WORK INSTRUCTIONS:
Select, from the material below, each line with "断面处的计算" in it.

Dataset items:
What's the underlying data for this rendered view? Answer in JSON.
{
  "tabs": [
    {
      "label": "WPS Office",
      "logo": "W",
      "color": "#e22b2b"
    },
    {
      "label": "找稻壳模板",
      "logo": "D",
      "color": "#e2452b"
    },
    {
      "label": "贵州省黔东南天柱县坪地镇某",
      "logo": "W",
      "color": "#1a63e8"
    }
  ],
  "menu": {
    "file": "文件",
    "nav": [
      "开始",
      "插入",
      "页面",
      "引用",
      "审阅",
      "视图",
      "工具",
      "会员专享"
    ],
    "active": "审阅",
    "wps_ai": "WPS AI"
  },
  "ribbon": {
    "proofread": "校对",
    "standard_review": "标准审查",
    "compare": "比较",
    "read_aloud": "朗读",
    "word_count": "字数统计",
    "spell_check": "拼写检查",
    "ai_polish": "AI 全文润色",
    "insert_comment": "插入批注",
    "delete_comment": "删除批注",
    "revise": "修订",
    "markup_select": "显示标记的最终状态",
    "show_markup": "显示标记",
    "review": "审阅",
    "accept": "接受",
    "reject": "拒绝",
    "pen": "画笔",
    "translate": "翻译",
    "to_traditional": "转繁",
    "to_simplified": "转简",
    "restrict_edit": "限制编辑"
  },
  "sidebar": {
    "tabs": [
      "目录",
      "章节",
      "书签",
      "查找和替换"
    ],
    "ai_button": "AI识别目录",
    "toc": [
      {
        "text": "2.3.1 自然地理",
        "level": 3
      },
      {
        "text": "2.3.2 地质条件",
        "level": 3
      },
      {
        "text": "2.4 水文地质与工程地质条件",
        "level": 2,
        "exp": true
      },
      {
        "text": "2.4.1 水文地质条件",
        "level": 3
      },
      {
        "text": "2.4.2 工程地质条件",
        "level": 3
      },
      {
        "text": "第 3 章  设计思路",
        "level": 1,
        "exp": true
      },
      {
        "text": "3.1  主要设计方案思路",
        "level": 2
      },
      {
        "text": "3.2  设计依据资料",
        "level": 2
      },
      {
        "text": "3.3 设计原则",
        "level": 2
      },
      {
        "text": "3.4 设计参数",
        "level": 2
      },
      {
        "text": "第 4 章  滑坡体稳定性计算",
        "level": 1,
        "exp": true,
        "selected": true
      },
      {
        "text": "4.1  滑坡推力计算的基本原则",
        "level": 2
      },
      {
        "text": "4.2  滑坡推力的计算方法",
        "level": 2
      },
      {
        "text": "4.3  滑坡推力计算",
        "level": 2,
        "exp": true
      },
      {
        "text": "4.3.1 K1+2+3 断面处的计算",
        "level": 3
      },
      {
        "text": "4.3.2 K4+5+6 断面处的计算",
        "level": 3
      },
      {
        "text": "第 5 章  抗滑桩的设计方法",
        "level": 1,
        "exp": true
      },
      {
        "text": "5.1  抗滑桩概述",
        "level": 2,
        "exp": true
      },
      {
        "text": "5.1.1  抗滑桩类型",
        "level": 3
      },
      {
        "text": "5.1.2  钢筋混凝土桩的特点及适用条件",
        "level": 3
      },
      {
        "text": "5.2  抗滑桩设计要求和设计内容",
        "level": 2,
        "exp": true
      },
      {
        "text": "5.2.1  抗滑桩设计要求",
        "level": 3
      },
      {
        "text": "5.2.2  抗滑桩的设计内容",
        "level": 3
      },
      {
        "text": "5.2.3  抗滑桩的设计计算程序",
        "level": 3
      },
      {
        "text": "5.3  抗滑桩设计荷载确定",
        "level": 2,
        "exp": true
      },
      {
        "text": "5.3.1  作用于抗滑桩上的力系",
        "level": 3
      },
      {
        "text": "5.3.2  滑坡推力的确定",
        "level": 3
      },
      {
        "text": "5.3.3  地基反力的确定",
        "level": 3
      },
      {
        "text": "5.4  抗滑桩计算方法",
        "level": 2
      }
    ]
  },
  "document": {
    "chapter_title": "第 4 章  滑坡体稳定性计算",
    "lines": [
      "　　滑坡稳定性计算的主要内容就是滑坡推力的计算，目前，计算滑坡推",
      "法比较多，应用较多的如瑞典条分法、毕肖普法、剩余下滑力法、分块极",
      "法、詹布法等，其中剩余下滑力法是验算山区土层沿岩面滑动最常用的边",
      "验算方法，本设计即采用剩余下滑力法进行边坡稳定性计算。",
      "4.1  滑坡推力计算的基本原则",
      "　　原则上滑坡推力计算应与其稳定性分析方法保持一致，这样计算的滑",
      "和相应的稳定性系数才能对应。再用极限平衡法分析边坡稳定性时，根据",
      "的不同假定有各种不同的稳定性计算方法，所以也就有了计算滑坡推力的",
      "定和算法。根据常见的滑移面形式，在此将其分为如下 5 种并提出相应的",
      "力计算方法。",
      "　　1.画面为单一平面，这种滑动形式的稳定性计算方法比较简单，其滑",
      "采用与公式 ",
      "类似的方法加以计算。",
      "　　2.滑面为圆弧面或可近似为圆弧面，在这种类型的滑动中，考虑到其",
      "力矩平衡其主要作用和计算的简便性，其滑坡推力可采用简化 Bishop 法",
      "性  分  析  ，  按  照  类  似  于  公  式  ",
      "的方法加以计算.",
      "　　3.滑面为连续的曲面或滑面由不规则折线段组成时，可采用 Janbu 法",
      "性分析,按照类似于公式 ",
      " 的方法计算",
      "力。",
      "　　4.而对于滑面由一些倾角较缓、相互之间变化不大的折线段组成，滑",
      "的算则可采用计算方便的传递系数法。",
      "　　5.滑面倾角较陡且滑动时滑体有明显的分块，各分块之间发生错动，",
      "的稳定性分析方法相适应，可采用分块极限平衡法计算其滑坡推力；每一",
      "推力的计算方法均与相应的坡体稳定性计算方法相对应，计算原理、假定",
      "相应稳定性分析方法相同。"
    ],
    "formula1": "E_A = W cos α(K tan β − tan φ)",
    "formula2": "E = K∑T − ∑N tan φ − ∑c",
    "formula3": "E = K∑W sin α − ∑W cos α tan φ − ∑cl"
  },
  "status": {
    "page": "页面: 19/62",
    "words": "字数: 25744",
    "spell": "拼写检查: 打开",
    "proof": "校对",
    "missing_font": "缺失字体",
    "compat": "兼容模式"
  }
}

PROBLEM SOLUTION:
        "text": "4.3.1 K1+2+3 断面处的计算",
        "text": "4.3.2 K4+5+6 断面处的计算",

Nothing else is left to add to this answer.